• _Given request_
The entries need to be copied exactly.

>> begin

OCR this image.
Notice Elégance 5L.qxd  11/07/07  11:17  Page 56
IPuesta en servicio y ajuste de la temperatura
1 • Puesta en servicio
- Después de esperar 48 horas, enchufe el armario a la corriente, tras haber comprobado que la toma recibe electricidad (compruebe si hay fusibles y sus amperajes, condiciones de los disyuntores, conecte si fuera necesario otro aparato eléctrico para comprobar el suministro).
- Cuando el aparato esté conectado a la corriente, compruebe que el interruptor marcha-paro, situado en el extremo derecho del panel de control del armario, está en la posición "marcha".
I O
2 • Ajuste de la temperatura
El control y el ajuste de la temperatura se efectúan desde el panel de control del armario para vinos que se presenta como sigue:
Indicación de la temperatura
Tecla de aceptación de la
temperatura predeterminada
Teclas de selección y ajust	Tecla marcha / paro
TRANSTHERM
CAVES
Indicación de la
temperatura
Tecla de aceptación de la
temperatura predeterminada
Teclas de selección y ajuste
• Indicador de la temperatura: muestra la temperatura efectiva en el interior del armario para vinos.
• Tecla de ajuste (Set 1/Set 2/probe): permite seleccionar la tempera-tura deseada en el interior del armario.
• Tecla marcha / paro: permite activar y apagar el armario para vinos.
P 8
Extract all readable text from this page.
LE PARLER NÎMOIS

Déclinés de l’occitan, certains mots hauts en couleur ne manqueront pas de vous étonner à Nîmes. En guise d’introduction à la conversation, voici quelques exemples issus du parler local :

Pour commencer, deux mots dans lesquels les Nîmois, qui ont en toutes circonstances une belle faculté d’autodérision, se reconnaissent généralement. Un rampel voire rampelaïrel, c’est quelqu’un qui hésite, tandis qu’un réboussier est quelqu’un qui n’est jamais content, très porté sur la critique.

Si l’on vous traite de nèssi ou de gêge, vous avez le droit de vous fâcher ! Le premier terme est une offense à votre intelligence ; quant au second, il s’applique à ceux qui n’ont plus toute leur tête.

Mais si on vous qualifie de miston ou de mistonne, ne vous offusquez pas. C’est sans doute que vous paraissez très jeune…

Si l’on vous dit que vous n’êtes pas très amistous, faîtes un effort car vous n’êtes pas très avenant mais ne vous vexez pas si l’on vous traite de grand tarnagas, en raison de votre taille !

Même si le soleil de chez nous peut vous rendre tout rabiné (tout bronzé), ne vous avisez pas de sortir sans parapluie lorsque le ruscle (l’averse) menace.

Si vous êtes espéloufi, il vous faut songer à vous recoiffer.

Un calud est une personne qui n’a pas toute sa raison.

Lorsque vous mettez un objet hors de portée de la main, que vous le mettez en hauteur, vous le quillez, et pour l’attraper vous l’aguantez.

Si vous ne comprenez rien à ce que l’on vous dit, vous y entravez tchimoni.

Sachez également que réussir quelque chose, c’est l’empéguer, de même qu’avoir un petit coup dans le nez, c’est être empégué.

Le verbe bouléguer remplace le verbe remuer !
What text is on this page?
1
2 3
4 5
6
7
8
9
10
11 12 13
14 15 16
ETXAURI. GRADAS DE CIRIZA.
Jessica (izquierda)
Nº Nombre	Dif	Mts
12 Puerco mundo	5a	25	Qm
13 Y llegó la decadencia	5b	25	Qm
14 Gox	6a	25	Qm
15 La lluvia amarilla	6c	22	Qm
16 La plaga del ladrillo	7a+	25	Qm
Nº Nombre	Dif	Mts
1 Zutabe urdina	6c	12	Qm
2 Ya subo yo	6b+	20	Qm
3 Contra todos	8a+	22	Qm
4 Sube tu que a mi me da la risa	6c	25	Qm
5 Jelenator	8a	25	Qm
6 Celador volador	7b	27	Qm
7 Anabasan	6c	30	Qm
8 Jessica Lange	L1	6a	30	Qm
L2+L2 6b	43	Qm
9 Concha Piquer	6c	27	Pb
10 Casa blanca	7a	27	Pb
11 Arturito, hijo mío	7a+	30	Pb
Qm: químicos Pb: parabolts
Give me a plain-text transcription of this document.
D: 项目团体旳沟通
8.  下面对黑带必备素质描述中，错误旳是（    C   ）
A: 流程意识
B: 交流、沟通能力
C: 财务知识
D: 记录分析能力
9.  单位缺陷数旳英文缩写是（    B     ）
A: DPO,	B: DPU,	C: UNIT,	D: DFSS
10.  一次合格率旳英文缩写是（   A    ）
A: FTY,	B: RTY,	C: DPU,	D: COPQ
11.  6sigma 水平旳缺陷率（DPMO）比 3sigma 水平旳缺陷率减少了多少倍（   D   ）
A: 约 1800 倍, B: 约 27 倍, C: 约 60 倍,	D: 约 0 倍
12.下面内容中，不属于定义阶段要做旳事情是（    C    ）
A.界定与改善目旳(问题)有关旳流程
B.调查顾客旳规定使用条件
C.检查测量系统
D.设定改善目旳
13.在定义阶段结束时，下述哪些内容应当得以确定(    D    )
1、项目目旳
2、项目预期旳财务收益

>> end

• _Output for this task_
OCR this image.
Notice Elégance 5L.qxd  11/07/07  11:17  Page 56
IPuesta en servicio y ajuste de la temperatura
1 • Puesta en servicio
- Después de esperar 48 horas, enchufe el armario a la corriente, tras haber comprobado que la toma recibe electricidad (compruebe si hay fusibles y sus amperajes, condiciones de los disyuntores, conecte si fuera necesario otro aparato eléctrico para comprobar el suministro).
- Cuando el aparato esté conectado a la corriente, compruebe que el interruptor marcha-paro, situado en el extremo derecho del panel de control del armario, está en la posición "marcha".
I O
2 • Ajuste de la temperatura
El control y el ajuste de la temperatura se efectúan desde el panel de control del armario para vinos que se presenta como sigue:
Indicación de la temperatura
Tecla de aceptación de la
temperatura predeterminada
Teclas de selección y ajust	Tecla marcha / paro
TRANSTHERM
CAVES
Indicación de la
temperatura
Tecla de aceptación de la
temperatura predeterminada
Teclas de selección y ajuste
• Indicador de la temperatura: muestra la temperatura efectiva en el interior del armario para vinos.
• Tecla de ajuste (Set 1/Set 2/probe): permite seleccionar la tempera-tura deseada en el interior del armario.
• Tecla marcha / paro: permite activar y apagar el armario para vinos.
P 8
Extract all readable text from this page.
LE PARLER NÎMOIS

Déclinés de l’occitan, certains mots hauts en couleur ne manqueront pas de vous étonner à Nîmes. En guise d’introduction à la conversation, voici quelques exemples issus du parler local :

Pour commencer, deux mots dans lesquels les Nîmois, qui ont en toutes circonstances une belle faculté d’autodérision, se reconnaissent généralement. Un rampel voire rampelaïrel, c’est quelqu’un qui hésite, tandis qu’un réboussier est quelqu’un qui n’est jamais content, très porté sur la critique.

Si l’on vous traite de nèssi ou de gêge, vous avez le droit de vous fâcher ! Le premier terme est une offense à votre intelligence ; quant au second, il s’applique à ceux qui n’ont plus toute leur tête.

Mais si on vous qualifie de miston ou de mistonne, ne vous offusquez pas. C’est sans doute que vous paraissez très jeune…

Si l’on vous dit que vous n’êtes pas très amistous, faîtes un effort car vous n’êtes pas très avenant mais ne vous vexez pas si l’on vous traite de grand tarnagas, en raison de votre taille !

Même si le soleil de chez nous peut vous rendre tout rabiné (tout bronzé), ne vous avisez pas de sortir sans parapluie lorsque le ruscle (l’averse) menace.

Si vous êtes espéloufi, il vous faut songer à vous recoiffer.

Un calud est une personne qui n’a pas toute sa raison.

Lorsque vous mettez un objet hors de portée de la main, que vous le mettez en hauteur, vous le quillez, et pour l’attraper vous l’aguantez.

Si vous ne comprenez rien à ce que l’on vous dit, vous y entravez tchimoni.

Sachez également que réussir quelque chose, c’est l’empéguer, de même qu’avoir un petit coup dans le nez, c’est être empégué.

Le verbe bouléguer remplace le verbe remuer !
What text is on this page?
1
2 3
4 5
6
7
8
9
10
11 12 13
14 15 16
ETXAURI. GRADAS DE CIRIZA.
Jessica (izquierda)
Nº Nombre	Dif	Mts
12 Puerco mundo	5a	25	Qm
13 Y llegó la decadencia	5b	25	Qm
14 Gox	6a	25	Qm
15 La lluvia amarilla	6c	22	Qm
16 La plaga del ladrillo	7a+	25	Qm
Nº Nombre	Dif	Mts
1 Zutabe urdina	6c	12	Qm
2 Ya subo yo	6b+	20	Qm
3 Contra todos	8a+	22	Qm
4 Sube tu que a mi me da la risa	6c	25	Qm
5 Jelenator	8a	25	Qm
6 Celador volador	7b	27	Qm
7 Anabasan	6c	30	Qm
8 Jessica Lange	L1	6a	30	Qm
L2+L2 6b	43	Qm
9 Concha Piquer	6c	27	Pb
10 Casa blanca	7a	27	Pb
11 Arturito, hijo mío	7a+	30	Pb
Qm: químicos Pb: parabolts
Give me a plain-text transcription of this document.
D: 项目团体旳沟通
8.  下面对黑带必备素质描述中，错误旳是（    C   ）
A: 流程意识
B: 交流、沟通能力
C: 财务知识
D: 记录分析能力
9.  单位缺陷数旳英文缩写是（    B     ）
A: DPO,	B: DPU,	C: UNIT,	D: DFSS
10.  一次合格率旳英文缩写是（   A    ）
A: FTY,	B: RTY,	C: DPU,	D: COPQ
11.  6sigma 水平旳缺陷率（DPMO）比 3sigma 水平旳缺陷率减少了多少倍（   D   ）
A: 约 1800 倍, B: 约 27 倍, C: 约 60 倍,	D: 约 0 倍
12.下面内容中，不属于定义阶段要做旳事情是（    C    ）
A.界定与改善目旳(问题)有关旳流程
B.调查顾客旳规定使用条件
C.检查测量系统
D.设定改善目旳
13.在定义阶段结束时，下述哪些内容应当得以确定(    D    )
1、项目目旳
2、项目预期旳财务收益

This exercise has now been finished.